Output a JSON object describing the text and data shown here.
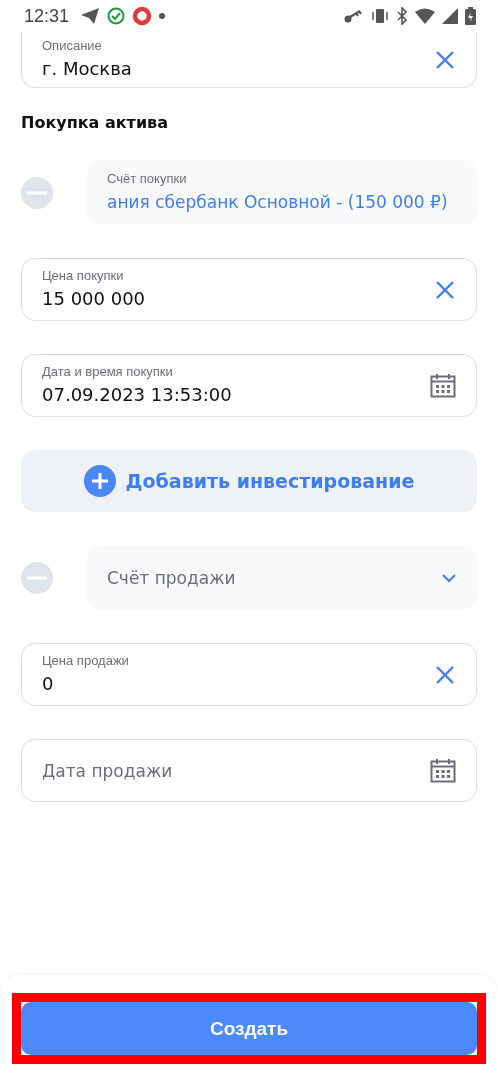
{
  "status_bar": {
    "time": "12:31"
  },
  "description_field": {
    "label": "Описание",
    "value": "г. Москва"
  },
  "section_title": "Покупка актива",
  "items": [
    {
      "kind": "select",
      "removable": true,
      "label": "Счёт покупки",
      "value": "ания сбербанк Основной - (150 000 ₽)"
    },
    {
      "kind": "clearable",
      "label": "Цена покупки",
      "value": "15 000 000"
    },
    {
      "kind": "date",
      "label": "Дата и время покупки",
      "value": "07.09.2023 13:53:00"
    },
    {
      "kind": "add",
      "label": "Добавить инвестирование"
    },
    {
      "kind": "select",
      "removable": true,
      "placeholder": "Счёт продажи"
    },
    {
      "kind": "clearable",
      "label": "Цена продажи",
      "value": "0"
    },
    {
      "kind": "date",
      "placeholder": "Дата продажи"
    }
  ],
  "submit_button": {
    "label": "Создать",
    "highlighted": true
  }
}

:::::

Exercise task
Copy each line of the data above that holds "label".

Correct answer
    "label": "Описание",
      "label": "Счёт покупки",
      "label": "Цена покупки",
      "label": "Дата и время покупки",
      "label": "Добавить инвестирование"
      "label": "Цена продажи",
    "label": "Создать",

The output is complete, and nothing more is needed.